▶ Supplied data

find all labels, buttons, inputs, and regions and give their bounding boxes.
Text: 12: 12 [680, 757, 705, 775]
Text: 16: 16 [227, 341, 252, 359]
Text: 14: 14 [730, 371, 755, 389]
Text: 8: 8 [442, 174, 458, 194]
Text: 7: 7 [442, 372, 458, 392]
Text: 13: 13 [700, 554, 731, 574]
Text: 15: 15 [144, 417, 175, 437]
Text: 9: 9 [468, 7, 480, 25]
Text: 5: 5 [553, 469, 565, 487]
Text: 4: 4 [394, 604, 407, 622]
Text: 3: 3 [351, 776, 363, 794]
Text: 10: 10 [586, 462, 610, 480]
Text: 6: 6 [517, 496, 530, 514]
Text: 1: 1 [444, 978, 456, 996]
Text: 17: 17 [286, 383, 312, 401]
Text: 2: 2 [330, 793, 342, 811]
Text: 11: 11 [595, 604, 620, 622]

▶ Brief
How many lines of the data above contain the word "labels"? Give only the number.

▶ Problem solution
1